Records:
□ □ □ □ □ □ □
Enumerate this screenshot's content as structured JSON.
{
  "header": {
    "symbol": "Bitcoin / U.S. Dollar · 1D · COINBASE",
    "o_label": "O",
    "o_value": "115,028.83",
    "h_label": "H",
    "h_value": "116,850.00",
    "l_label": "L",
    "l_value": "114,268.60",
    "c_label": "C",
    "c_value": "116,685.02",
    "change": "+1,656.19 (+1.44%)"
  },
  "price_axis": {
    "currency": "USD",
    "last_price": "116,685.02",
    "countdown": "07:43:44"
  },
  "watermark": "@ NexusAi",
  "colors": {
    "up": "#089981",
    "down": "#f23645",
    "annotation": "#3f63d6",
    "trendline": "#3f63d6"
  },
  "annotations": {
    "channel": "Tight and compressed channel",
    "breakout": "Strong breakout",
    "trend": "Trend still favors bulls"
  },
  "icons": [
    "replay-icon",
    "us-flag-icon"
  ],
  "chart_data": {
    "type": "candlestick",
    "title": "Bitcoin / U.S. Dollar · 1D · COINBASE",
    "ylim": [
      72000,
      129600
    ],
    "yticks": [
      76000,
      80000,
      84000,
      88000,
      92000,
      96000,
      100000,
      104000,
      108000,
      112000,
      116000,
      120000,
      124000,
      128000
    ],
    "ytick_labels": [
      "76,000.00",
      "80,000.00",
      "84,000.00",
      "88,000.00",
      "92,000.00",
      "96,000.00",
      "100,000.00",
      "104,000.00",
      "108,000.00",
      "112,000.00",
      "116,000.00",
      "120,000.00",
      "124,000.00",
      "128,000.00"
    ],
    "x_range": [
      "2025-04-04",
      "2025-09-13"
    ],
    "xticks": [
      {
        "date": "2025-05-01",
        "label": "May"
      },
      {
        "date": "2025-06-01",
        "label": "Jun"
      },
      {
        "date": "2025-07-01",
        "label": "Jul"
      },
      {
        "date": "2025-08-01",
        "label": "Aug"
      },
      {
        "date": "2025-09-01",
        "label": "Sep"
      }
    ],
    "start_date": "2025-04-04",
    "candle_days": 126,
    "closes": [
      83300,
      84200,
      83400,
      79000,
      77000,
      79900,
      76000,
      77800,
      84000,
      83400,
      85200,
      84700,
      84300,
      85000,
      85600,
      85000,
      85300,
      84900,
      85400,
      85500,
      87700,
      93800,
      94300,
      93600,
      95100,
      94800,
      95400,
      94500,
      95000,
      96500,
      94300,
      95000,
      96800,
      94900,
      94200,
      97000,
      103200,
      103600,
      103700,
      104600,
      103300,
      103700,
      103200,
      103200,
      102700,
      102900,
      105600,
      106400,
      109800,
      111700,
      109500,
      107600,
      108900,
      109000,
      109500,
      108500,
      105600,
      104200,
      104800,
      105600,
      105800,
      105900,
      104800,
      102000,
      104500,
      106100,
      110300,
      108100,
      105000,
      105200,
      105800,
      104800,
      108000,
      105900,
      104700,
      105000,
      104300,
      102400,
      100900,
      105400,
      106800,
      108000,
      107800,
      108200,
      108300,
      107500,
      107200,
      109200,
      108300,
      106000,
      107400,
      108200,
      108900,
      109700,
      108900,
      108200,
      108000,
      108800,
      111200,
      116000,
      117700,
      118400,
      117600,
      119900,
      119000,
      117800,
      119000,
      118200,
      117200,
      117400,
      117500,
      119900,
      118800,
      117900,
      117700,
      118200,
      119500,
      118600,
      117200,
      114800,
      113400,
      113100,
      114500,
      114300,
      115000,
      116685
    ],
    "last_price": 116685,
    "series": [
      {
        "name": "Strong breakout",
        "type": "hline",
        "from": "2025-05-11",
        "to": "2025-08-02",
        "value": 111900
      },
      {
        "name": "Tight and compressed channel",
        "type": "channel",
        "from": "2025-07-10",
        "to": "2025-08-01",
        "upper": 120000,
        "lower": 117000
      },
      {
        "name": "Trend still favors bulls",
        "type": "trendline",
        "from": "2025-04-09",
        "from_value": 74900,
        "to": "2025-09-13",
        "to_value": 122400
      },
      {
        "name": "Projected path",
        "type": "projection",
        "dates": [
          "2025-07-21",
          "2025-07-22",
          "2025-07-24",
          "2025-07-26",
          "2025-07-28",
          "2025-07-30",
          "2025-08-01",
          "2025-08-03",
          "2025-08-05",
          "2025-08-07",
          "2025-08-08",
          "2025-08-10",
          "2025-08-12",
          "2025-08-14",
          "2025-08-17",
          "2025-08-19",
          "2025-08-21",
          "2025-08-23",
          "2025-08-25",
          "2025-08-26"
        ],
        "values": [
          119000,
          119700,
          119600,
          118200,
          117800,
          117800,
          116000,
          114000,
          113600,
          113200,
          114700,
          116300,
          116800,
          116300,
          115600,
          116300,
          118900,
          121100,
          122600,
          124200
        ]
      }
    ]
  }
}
□ □ □ □ □ □ □
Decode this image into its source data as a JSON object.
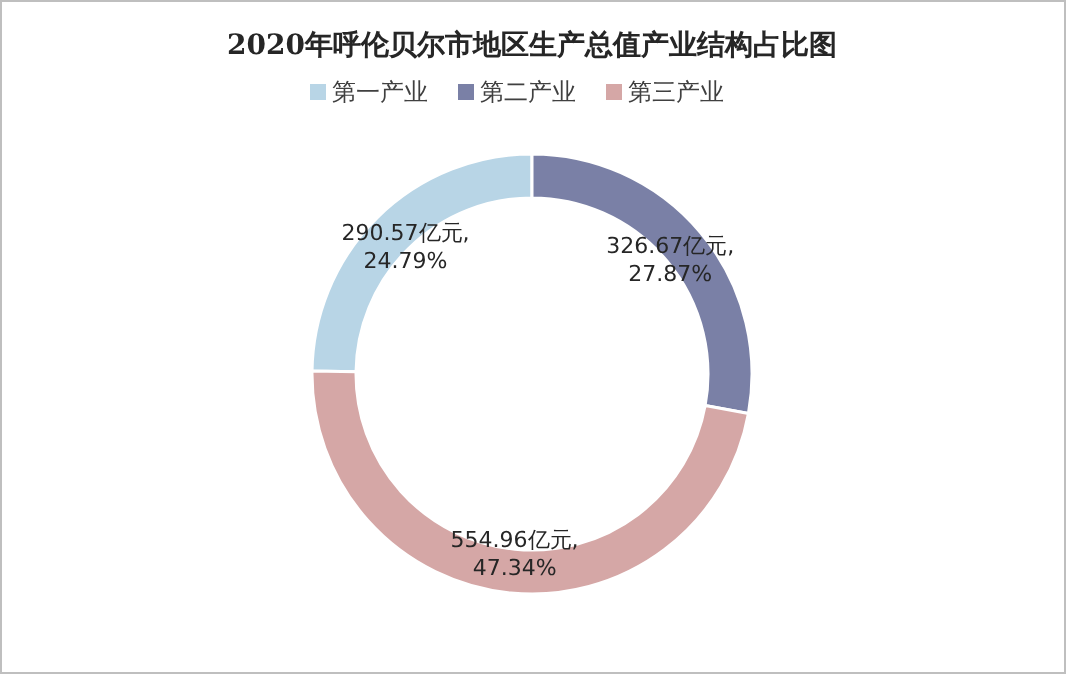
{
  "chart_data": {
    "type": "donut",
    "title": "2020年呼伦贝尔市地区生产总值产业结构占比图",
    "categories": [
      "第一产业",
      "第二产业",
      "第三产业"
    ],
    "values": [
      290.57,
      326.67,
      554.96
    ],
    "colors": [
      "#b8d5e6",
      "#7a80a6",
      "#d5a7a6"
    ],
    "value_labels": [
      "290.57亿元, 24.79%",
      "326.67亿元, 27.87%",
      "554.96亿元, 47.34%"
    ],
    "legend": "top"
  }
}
□ □ □ □ □ □ □
[EXERCISE AIM]: List the lines of the entries that include "favors".

[FINISHED TASK]:
    "trend": "Trend still favors bulls"
        "name": "Trend still favors bulls",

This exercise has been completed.